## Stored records
-- begin --
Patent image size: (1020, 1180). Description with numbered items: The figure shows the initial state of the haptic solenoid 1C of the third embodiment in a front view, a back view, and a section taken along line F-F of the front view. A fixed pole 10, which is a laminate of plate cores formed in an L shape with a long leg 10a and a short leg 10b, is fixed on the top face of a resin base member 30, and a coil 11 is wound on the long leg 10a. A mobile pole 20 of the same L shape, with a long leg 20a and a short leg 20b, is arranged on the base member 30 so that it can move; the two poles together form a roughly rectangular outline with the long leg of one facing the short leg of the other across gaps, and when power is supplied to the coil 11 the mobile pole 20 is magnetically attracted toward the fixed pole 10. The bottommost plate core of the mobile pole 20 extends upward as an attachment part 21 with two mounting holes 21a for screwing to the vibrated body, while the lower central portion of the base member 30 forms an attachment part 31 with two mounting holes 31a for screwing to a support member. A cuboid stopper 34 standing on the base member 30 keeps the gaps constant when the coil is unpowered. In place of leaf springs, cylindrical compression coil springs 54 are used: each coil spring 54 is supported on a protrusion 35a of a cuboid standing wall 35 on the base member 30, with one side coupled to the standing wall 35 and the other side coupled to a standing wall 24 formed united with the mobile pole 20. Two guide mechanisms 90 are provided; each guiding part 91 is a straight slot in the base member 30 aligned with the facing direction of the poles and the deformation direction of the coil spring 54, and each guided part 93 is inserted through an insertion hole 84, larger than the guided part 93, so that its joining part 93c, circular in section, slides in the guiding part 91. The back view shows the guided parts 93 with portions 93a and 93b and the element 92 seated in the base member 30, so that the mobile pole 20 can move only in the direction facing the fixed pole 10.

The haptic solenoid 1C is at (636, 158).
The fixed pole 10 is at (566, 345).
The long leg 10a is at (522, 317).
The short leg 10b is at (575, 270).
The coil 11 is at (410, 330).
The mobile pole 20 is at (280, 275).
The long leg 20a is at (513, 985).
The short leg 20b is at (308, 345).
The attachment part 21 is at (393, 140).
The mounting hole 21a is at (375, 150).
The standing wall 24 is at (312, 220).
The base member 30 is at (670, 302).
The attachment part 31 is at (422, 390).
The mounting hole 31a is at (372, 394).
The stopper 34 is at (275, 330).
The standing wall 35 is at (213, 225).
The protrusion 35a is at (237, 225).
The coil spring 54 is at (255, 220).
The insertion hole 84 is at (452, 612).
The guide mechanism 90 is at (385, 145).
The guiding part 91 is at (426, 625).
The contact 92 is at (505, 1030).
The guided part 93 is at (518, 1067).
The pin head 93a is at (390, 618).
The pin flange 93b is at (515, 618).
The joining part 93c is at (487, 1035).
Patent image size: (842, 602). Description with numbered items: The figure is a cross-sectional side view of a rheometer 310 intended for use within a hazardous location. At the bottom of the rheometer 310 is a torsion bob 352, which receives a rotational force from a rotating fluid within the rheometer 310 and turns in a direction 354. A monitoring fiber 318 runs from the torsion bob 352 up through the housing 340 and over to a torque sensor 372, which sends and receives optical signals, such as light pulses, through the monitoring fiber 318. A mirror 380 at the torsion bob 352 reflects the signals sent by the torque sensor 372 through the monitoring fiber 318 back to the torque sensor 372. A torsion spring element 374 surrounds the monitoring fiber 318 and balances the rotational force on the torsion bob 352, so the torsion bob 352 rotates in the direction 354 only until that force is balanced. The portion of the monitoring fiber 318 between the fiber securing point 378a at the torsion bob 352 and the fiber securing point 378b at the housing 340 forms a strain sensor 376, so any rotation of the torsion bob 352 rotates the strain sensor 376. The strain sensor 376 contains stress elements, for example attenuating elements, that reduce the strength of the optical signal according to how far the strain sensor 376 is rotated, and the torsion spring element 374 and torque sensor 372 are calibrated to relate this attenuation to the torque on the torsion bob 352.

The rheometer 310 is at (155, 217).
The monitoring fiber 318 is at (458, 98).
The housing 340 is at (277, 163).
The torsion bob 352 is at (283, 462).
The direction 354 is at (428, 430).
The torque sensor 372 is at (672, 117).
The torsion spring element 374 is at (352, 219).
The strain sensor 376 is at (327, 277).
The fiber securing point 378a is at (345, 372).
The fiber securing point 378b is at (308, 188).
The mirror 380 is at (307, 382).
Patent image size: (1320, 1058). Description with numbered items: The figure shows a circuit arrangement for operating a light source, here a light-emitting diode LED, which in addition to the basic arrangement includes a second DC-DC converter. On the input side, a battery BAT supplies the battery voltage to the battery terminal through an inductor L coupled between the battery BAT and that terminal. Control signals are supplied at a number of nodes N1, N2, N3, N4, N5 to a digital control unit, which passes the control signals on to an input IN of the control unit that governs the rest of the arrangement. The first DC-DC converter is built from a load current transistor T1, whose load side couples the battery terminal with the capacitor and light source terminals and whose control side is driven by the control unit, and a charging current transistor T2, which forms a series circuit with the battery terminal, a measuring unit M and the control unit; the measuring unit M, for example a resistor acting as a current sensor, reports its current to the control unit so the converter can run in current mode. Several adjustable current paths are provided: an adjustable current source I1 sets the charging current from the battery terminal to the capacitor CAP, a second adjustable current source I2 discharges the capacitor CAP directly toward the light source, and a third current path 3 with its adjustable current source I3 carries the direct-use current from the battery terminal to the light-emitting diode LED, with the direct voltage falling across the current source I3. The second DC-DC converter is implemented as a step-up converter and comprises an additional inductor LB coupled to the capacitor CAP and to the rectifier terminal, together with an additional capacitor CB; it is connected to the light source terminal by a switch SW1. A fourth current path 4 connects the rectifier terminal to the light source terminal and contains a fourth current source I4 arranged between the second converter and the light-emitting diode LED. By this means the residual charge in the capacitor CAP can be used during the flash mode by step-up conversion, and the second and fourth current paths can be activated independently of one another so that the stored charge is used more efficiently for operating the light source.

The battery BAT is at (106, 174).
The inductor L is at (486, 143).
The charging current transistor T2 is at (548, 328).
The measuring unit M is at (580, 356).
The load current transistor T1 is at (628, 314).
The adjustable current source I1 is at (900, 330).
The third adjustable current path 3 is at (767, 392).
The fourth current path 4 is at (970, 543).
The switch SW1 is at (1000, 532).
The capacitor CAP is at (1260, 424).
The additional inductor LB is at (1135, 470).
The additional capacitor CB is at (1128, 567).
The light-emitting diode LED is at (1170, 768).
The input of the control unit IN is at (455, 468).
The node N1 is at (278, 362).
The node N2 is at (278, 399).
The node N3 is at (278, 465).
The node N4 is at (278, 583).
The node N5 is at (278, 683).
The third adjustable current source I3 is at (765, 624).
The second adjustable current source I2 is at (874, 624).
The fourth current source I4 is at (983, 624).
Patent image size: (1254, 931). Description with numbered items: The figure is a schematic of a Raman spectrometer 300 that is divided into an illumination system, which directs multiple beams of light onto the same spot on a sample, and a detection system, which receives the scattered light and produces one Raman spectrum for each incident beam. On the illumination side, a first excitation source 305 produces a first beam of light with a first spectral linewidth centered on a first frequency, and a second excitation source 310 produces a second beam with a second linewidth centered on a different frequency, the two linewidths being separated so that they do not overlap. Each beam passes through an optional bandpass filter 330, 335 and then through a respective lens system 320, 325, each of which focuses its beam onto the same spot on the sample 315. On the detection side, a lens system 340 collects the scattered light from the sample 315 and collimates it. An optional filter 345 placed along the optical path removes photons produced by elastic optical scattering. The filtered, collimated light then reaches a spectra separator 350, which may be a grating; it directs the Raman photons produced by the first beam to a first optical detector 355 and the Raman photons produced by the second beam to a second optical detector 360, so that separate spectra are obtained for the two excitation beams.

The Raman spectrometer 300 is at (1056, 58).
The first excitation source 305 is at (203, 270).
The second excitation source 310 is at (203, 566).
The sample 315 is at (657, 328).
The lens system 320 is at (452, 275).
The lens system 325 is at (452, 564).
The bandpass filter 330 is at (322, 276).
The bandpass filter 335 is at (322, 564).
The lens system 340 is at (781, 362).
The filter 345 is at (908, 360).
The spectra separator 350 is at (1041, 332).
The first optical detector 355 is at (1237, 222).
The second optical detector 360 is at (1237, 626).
-- end --
## SHORT EXERCISE
Copy the material starting at the line containing "Patent image size: (1254, 931)." and ending at the line containing "The spectra separator 350 is at (1041, 332).", renaming "illumination system" to "lighting system" and leaving everything else unchanged.

## RESULT
Patent image size: (1254, 931). Description with numbered items: The figure is a schematic of a Raman spectrometer 300 that is divided into an lighting system, which directs multiple beams of light onto the same spot on a sample, and a detection system, which receives the scattered light and produces one Raman spectrum for each incident beam. On the illumination side, a first excitation source 305 produces a first beam of light with a first spectral linewidth centered on a first frequency, and a second excitation source 310 produces a second beam with a second linewidth centered on a different frequency, the two linewidths being separated so that they do not overlap. Each beam passes through an optional bandpass filter 330, 335 and then through a respective lens system 320, 325, each of which focuses its beam onto the same spot on the sample 315. On the detection side, a lens system 340 collects the scattered light from the sample 315 and collimates it. An optional filter 345 placed along the optical path removes photons produced by elastic optical scattering. The filtered, collimated light then reaches a spectra separator 350, which may be a grating; it directs the Raman photons produced by the first beam to a first optical detector 355 and the Raman photons produced by the second beam to a second optical detector 360, so that separate spectra are obtained for the two excitation beams.

The Raman spectrometer 300 is at (1056, 58).
The first excitation source 305 is at (203, 270).
The second excitation source 310 is at (203, 566).
The sample 315 is at (657, 328).
The lens system 320 is at (452, 275).
The lens system 325 is at (452, 564).
The bandpass filter 330 is at (322, 276).
The bandpass filter 335 is at (322, 564).
The lens system 340 is at (781, 362).
The filter 345 is at (908, 360).
The spectra separator 350 is at (1041, 332).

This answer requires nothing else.